— start of Exercise data —

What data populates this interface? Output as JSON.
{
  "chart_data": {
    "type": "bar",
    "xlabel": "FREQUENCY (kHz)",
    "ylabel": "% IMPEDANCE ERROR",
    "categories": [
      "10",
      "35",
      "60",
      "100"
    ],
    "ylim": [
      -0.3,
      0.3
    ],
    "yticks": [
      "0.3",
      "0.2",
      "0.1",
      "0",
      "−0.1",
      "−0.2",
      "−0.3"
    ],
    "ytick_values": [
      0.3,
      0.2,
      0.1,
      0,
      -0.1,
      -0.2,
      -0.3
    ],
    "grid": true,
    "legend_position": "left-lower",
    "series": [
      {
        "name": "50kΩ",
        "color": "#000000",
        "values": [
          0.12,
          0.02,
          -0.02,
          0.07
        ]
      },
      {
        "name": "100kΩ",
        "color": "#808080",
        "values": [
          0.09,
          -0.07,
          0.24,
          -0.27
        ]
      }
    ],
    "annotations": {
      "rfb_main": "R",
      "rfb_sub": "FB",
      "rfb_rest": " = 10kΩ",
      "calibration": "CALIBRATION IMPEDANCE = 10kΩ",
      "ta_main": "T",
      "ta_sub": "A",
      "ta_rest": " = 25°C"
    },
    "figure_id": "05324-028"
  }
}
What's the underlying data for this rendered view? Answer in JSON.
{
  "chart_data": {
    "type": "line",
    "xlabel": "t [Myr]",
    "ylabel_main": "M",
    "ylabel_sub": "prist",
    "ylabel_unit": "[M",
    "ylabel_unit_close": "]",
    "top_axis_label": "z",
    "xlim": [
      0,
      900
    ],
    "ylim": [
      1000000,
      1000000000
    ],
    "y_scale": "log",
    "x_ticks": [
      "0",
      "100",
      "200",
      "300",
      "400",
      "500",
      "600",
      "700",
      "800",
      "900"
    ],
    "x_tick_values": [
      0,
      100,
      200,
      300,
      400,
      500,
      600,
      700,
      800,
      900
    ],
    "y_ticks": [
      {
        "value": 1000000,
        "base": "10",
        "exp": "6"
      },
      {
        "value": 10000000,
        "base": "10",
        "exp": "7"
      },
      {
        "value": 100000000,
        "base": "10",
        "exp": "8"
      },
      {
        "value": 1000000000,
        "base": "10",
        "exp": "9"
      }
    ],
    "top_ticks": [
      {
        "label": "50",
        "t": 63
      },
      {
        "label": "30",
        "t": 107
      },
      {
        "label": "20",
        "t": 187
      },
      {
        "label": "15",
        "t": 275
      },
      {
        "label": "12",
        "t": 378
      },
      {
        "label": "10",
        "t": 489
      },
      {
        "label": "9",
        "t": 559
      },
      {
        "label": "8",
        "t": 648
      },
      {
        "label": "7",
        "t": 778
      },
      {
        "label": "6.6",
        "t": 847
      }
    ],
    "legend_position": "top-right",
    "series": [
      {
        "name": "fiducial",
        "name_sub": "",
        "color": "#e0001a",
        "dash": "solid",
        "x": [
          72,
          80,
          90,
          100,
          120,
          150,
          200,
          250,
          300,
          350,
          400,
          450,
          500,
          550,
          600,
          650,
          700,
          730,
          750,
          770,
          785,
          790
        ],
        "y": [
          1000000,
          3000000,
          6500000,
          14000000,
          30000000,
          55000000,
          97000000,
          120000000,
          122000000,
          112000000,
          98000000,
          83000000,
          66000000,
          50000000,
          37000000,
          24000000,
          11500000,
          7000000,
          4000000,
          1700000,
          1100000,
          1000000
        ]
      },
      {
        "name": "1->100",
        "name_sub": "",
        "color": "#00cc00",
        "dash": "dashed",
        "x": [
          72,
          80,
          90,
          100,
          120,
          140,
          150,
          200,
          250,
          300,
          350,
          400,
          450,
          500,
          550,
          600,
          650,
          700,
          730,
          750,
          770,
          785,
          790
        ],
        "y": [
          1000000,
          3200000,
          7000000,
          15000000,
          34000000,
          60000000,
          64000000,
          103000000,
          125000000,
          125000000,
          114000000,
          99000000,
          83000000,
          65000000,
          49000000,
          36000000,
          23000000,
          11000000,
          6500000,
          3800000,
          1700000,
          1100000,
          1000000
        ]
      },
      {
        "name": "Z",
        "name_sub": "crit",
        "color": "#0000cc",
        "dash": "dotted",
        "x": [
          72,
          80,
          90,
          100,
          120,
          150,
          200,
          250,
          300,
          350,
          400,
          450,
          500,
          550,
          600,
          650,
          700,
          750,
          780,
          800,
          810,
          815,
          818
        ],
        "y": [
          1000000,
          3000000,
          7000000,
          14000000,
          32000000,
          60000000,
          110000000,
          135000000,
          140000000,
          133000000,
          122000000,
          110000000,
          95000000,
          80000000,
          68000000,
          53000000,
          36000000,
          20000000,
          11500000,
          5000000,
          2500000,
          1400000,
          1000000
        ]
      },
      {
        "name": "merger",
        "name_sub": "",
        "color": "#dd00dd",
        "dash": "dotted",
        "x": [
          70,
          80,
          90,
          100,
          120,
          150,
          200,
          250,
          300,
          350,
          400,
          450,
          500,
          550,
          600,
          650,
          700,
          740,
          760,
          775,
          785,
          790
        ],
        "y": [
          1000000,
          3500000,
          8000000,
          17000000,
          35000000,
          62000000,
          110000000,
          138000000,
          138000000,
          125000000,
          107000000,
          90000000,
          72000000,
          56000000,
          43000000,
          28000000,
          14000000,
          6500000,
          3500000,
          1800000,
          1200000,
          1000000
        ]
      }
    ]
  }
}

— end of Exercise data —

The task: Repeat the material from above exactly, word for word.

The output:
What data populates this interface? Output as JSON.
{
  "chart_data": {
    "type": "bar",
    "xlabel": "FREQUENCY (kHz)",
    "ylabel": "% IMPEDANCE ERROR",
    "categories": [
      "10",
      "35",
      "60",
      "100"
    ],
    "ylim": [
      -0.3,
      0.3
    ],
    "yticks": [
      "0.3",
      "0.2",
      "0.1",
      "0",
      "−0.1",
      "−0.2",
      "−0.3"
    ],
    "ytick_values": [
      0.3,
      0.2,
      0.1,
      0,
      -0.1,
      -0.2,
      -0.3
    ],
    "grid": true,
    "legend_position": "left-lower",
    "series": [
      {
        "name": "50kΩ",
        "color": "#000000",
        "values": [
          0.12,
          0.02,
          -0.02,
          0.07
        ]
      },
      {
        "name": "100kΩ",
        "color": "#808080",
        "values": [
          0.09,
          -0.07,
          0.24,
          -0.27
        ]
      }
    ],
    "annotations": {
      "rfb_main": "R",
      "rfb_sub": "FB",
      "rfb_rest": " = 10kΩ",
      "calibration": "CALIBRATION IMPEDANCE = 10kΩ",
      "ta_main": "T",
      "ta_sub": "A",
      "ta_rest": " = 25°C"
    },
    "figure_id": "05324-028"
  }
}
What's the underlying data for this rendered view? Answer in JSON.
{
  "chart_data": {
    "type": "line",
    "xlabel": "t [Myr]",
    "ylabel_main": "M",
    "ylabel_sub": "prist",
    "ylabel_unit": "[M",
    "ylabel_unit_close": "]",
    "top_axis_label": "z",
    "xlim": [
      0,
      900
    ],
    "ylim": [
      1000000,
      1000000000
    ],
    "y_scale": "log",
    "x_ticks": [
      "0",
      "100",
      "200",
      "300",
      "400",
      "500",
      "600",
      "700",
      "800",
      "900"
    ],
    "x_tick_values": [
      0,
      100,
      200,
      300,
      400,
      500,
      600,
      700,
      800,
      900
    ],
    "y_ticks": [
      {
        "value": 1000000,
        "base": "10",
        "exp": "6"
      },
      {
        "value": 10000000,
        "base": "10",
        "exp": "7"
      },
      {
        "value": 100000000,
        "base": "10",
        "exp": "8"
      },
      {
        "value": 1000000000,
        "base": "10",
        "exp": "9"
      }
    ],
    "top_ticks": [
      {
        "label": "50",
        "t": 63
      },
      {
        "label": "30",
        "t": 107
      },
      {
        "label": "20",
        "t": 187
      },
      {
        "label": "15",
        "t": 275
      },
      {
        "label": "12",
        "t": 378
      },
      {
        "label": "10",
        "t": 489
      },
      {
        "label": "9",
        "t": 559
      },
      {
        "label": "8",
        "t": 648
      },
      {
        "label": "7",
        "t": 778
      },
      {
        "label": "6.6",
        "t": 847
      }
    ],
    "legend_position": "top-right",
    "series": [
      {
        "name": "fiducial",
        "name_sub": "",
        "color": "#e0001a",
        "dash": "solid",
        "x": [
          72,
          80,
          90,
          100,
          120,
          150,
          200,
          250,
          300,
          350,
          400,
          450,
          500,
          550,
          600,
          650,
          700,
          730,
          750,
          770,
          785,
          790
        ],
        "y": [
          1000000,
          3000000,
          6500000,
          14000000,
          30000000,
          55000000,
          97000000,
          120000000,
          122000000,
          112000000,
          98000000,
          83000000,
          66000000,
          50000000,
          37000000,
          24000000,
          11500000,
          7000000,
          4000000,
          1700000,
          1100000,
          1000000
        ]
      },
      {
        "name": "1->100",
        "name_sub": "",
        "color": "#00cc00",
        "dash": "dashed",
        "x": [
          72,
          80,
          90,
          100,
          120,
          140,
          150,
          200,
          250,
          300,
          350,
          400,
          450,
          500,
          550,
          600,
          650,
          700,
          730,
          750,
          770,
          785,
          790
        ],
        "y": [
          1000000,
          3200000,
          7000000,
          15000000,
          34000000,
          60000000,
          64000000,
          103000000,
          125000000,
          125000000,
          114000000,
          99000000,
          83000000,
          65000000,
          49000000,
          36000000,
          23000000,
          11000000,
          6500000,
          3800000,
          1700000,
          1100000,
          1000000
        ]
      },
      {
        "name": "Z",
        "name_sub": "crit",
        "color": "#0000cc",
        "dash": "dotted",
        "x": [
          72,
          80,
          90,
          100,
          120,
          150,
          200,
          250,
          300,
          350,
          400,
          450,
          500,
          550,
          600,
          650,
          700,
          750,
          780,
          800,
          810,
          815,
          818
        ],
        "y": [
          1000000,
          3000000,
          7000000,
          14000000,
          32000000,
          60000000,
          110000000,
          135000000,
          140000000,
          133000000,
          122000000,
          110000000,
          95000000,
          80000000,
          68000000,
          53000000,
          36000000,
          20000000,
          11500000,
          5000000,
          2500000,
          1400000,
          1000000
        ]
      },
      {
        "name": "merger",
        "name_sub": "",
        "color": "#dd00dd",
        "dash": "dotted",
        "x": [
          70,
          80,
          90,
          100,
          120,
          150,
          200,
          250,
          300,
          350,
          400,
          450,
          500,
          550,
          600,
          650,
          700,
          740,
          760,
          775,
          785,
          790
        ],
        "y": [
          1000000,
          3500000,
          8000000,
          17000000,
          35000000,
          62000000,
          110000000,
          138000000,
          138000000,
          125000000,
          107000000,
          90000000,
          72000000,
          56000000,
          43000000,
          28000000,
          14000000,
          6500000,
          3500000,
          1800000,
          1200000,
          1000000
        ]
      }
    ]
  }
}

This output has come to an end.